Figure out how many lines of the material below contain the word "pouvait". Answer with the number only.

☆ ☆ ☆ ☆ ☆

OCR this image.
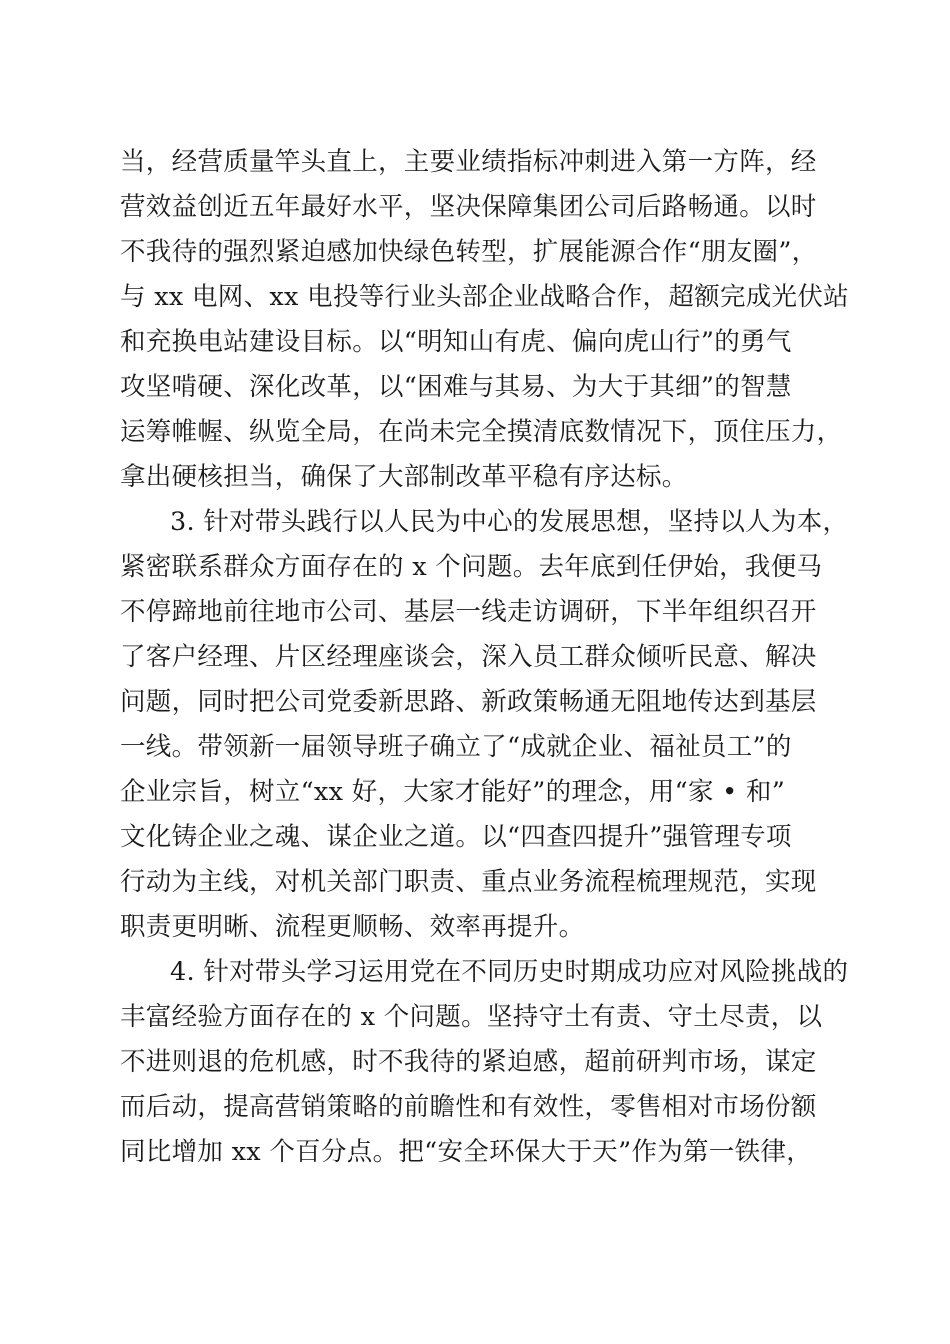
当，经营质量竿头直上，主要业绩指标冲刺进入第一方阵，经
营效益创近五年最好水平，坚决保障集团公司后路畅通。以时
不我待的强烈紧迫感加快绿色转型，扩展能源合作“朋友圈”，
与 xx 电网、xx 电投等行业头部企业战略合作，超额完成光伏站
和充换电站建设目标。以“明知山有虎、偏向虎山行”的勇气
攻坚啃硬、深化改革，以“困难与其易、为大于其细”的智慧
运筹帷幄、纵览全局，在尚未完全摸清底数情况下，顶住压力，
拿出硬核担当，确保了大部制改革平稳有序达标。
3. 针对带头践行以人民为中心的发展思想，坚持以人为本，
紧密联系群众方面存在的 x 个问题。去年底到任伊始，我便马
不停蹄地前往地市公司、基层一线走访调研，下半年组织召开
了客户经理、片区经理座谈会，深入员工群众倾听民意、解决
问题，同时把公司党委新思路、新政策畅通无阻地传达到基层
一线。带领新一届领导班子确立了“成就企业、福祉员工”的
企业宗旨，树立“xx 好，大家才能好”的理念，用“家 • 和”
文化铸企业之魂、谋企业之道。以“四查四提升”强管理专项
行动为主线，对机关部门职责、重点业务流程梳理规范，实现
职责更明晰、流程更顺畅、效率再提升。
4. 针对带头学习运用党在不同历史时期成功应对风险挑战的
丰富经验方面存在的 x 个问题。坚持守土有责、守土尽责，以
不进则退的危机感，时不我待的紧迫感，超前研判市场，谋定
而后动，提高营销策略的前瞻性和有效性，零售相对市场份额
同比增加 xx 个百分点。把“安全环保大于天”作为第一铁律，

☆ ☆ ☆ ☆ ☆

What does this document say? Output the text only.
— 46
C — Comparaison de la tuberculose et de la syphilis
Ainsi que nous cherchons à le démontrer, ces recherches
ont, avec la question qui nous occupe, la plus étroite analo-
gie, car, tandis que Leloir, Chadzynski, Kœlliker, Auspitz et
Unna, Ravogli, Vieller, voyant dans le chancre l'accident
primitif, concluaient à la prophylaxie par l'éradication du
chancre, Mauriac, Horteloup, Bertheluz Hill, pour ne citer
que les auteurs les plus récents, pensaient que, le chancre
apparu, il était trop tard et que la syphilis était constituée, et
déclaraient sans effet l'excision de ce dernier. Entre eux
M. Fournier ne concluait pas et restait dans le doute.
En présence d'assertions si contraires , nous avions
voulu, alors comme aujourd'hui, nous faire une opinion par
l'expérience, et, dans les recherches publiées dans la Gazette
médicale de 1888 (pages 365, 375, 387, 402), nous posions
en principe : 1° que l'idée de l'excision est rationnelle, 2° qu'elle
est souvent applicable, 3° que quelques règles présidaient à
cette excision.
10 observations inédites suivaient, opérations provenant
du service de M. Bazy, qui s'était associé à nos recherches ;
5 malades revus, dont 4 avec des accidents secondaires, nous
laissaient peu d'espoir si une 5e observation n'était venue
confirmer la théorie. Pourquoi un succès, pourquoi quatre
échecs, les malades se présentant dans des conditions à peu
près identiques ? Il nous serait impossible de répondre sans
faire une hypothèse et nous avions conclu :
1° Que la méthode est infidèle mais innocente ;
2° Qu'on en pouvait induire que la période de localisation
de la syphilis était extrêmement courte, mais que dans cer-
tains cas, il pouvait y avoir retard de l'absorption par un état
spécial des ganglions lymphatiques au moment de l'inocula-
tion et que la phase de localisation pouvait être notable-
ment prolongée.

☆ ☆ ☆ ☆ ☆

• Answer in full: 3